▶ RAW DATA
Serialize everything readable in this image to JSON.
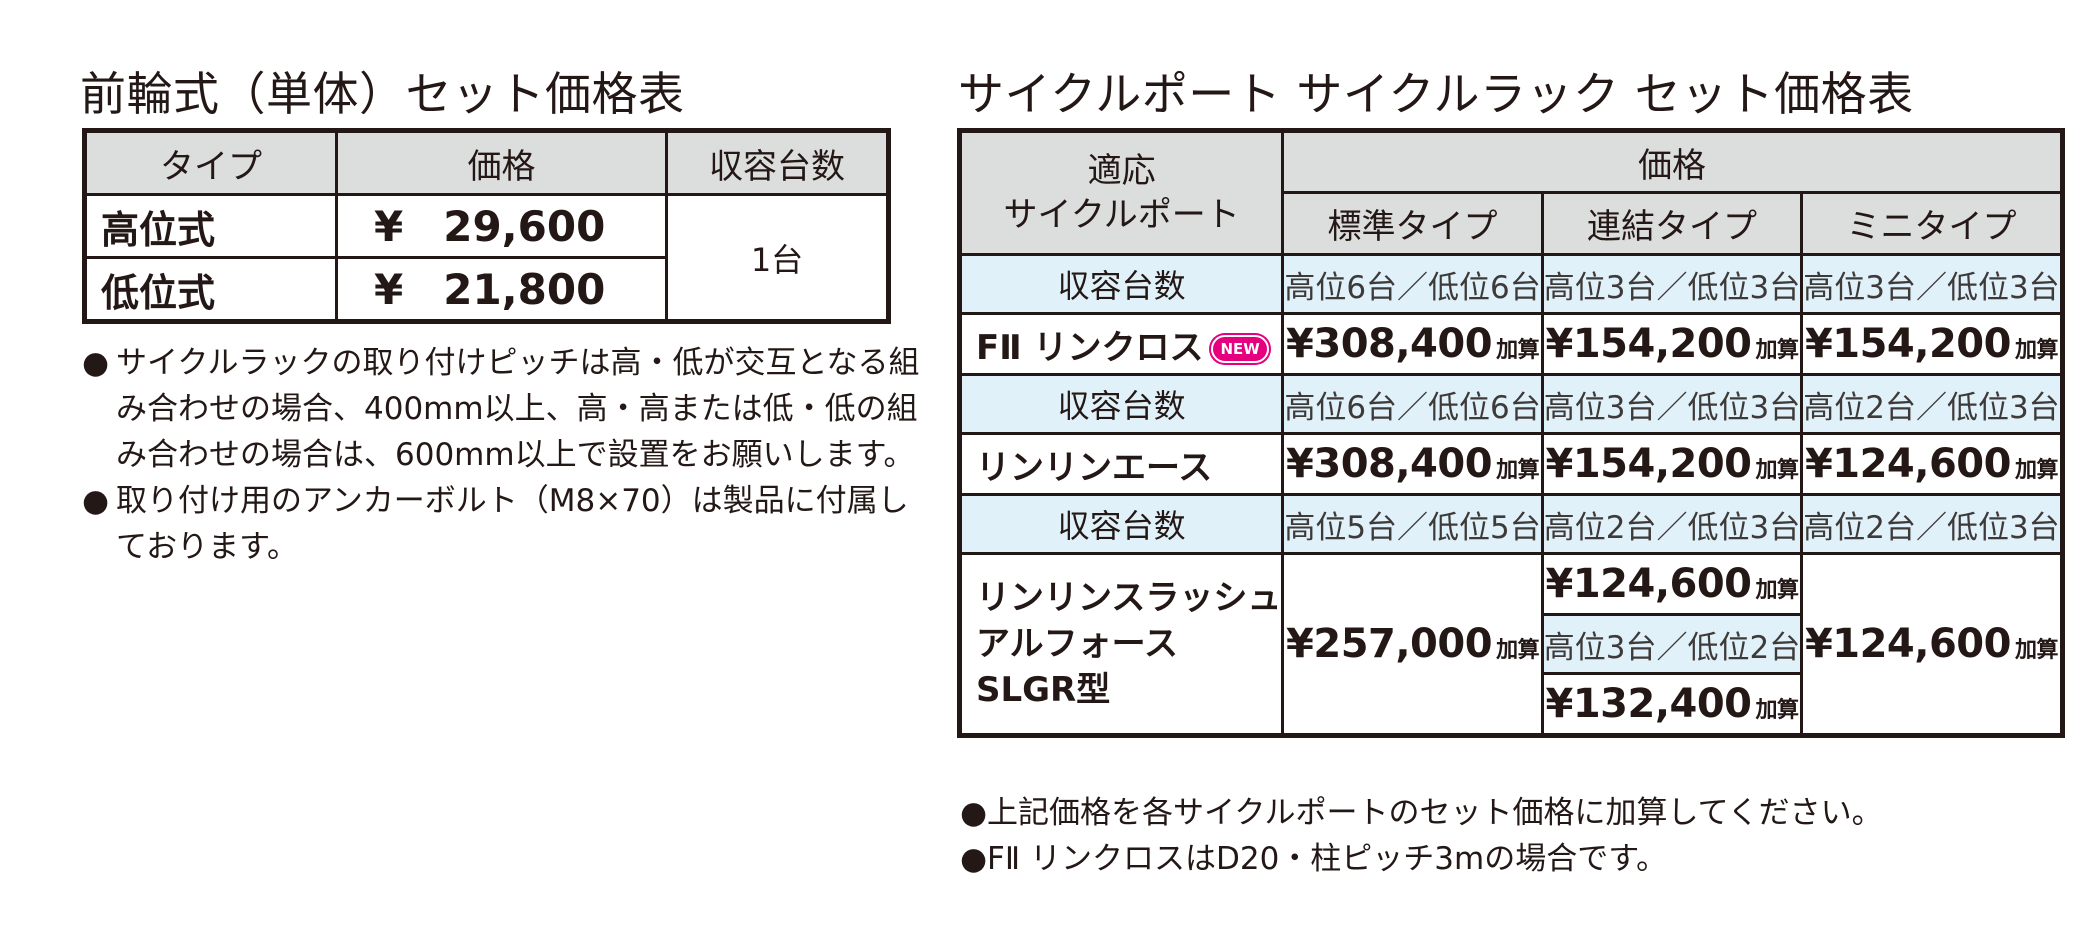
{
  "table1": {
    "title": "前輪式（単体）セット価格表",
    "headers": [
      "タイプ",
      "価格",
      "収容台数"
    ],
    "rows": [
      {
        "type": "高位式",
        "yen": "¥",
        "price": "29,600"
      },
      {
        "type": "低位式",
        "yen": "¥",
        "price": "21,800"
      }
    ],
    "capacity": "1台",
    "notes": [
      [
        "●",
        "サイクルラックの取り付けピッチは高・低が交互となる組"
      ],
      [
        "",
        "み合わせの場合、400mm以上、高・高または低・低の組"
      ],
      [
        "",
        "み合わせの場合は、600mm以上で設置をお願いします。"
      ],
      [
        "●",
        "取り付け用のアンカーボルト（M8×70）は製品に付属し"
      ],
      [
        "",
        "ております。"
      ]
    ]
  },
  "table2": {
    "title": "サイクルポート サイクルラック セット価格表",
    "header_port": [
      "適応",
      "サイクルポート"
    ],
    "header_price": "価格",
    "subheaders": [
      "標準タイプ",
      "連結タイプ",
      "ミニタイプ"
    ],
    "capacity_label": "収容台数",
    "add_suffix": "加算",
    "badge": "NEW",
    "products": [
      {
        "capacity": [
          "高位6台／低位6台",
          "高位3台／低位3台",
          "高位3台／低位3台"
        ],
        "name": "FⅡ リンクロス",
        "prices": [
          "¥308,400",
          "¥154,200",
          "¥154,200"
        ]
      },
      {
        "capacity": [
          "高位6台／低位6台",
          "高位3台／低位3台",
          "高位2台／低位3台"
        ],
        "name": "リンリンエース",
        "prices": [
          "¥308,400",
          "¥154,200",
          "¥124,600"
        ]
      }
    ],
    "last": {
      "capacity": [
        "高位5台／低位5台",
        "高位2台／低位3台",
        "高位2台／低位3台"
      ],
      "name_lines": [
        "リンリンスラッシュ",
        "アルフォース",
        "SLGR型"
      ],
      "standard": "¥257,000",
      "linked_top": "¥124,600",
      "linked_mid_capacity": "高位3台／低位2台",
      "linked_bottom": "¥132,400",
      "mini": "¥124,600"
    },
    "notes": [
      "●上記価格を各サイクルポートのセット価格に加算してください。",
      "●FⅡ リンクロスはD20・柱ピッチ3mの場合です。"
    ]
  }
}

▶ CHALLENGE
Reproduce each entry precisely, dropping only the pictures.

▶ REPLY TO THE TASK
Serialize everything readable in this image to JSON.
{
  "table1": {
    "title": "前輪式（単体）セット価格表",
    "headers": [
      "タイプ",
      "価格",
      "収容台数"
    ],
    "rows": [
      {
        "type": "高位式",
        "yen": "¥",
        "price": "29,600"
      },
      {
        "type": "低位式",
        "yen": "¥",
        "price": "21,800"
      }
    ],
    "capacity": "1台",
    "notes": [
      [
        "●",
        "サイクルラックの取り付けピッチは高・低が交互となる組"
      ],
      [
        "",
        "み合わせの場合、400mm以上、高・高または低・低の組"
      ],
      [
        "",
        "み合わせの場合は、600mm以上で設置をお願いします。"
      ],
      [
        "●",
        "取り付け用のアンカーボルト（M8×70）は製品に付属し"
      ],
      [
        "",
        "ております。"
      ]
    ]
  },
  "table2": {
    "title": "サイクルポート サイクルラック セット価格表",
    "header_port": [
      "適応",
      "サイクルポート"
    ],
    "header_price": "価格",
    "subheaders": [
      "標準タイプ",
      "連結タイプ",
      "ミニタイプ"
    ],
    "capacity_label": "収容台数",
    "add_suffix": "加算",
    "badge": "NEW",
    "products": [
      {
        "capacity": [
          "高位6台／低位6台",
          "高位3台／低位3台",
          "高位3台／低位3台"
        ],
        "name": "FⅡ リンクロス",
        "prices": [
          "¥308,400",
          "¥154,200",
          "¥154,200"
        ]
      },
      {
        "capacity": [
          "高位6台／低位6台",
          "高位3台／低位3台",
          "高位2台／低位3台"
        ],
        "name": "リンリンエース",
        "prices": [
          "¥308,400",
          "¥154,200",
          "¥124,600"
        ]
      }
    ],
    "last": {
      "capacity": [
        "高位5台／低位5台",
        "高位2台／低位3台",
        "高位2台／低位3台"
      ],
      "name_lines": [
        "リンリンスラッシュ",
        "アルフォース",
        "SLGR型"
      ],
      "standard": "¥257,000",
      "linked_top": "¥124,600",
      "linked_mid_capacity": "高位3台／低位2台",
      "linked_bottom": "¥132,400",
      "mini": "¥124,600"
    },
    "notes": [
      "●上記価格を各サイクルポートのセット価格に加算してください。",
      "●FⅡ リンクロスはD20・柱ピッチ3mの場合です。"
    ]
  }
}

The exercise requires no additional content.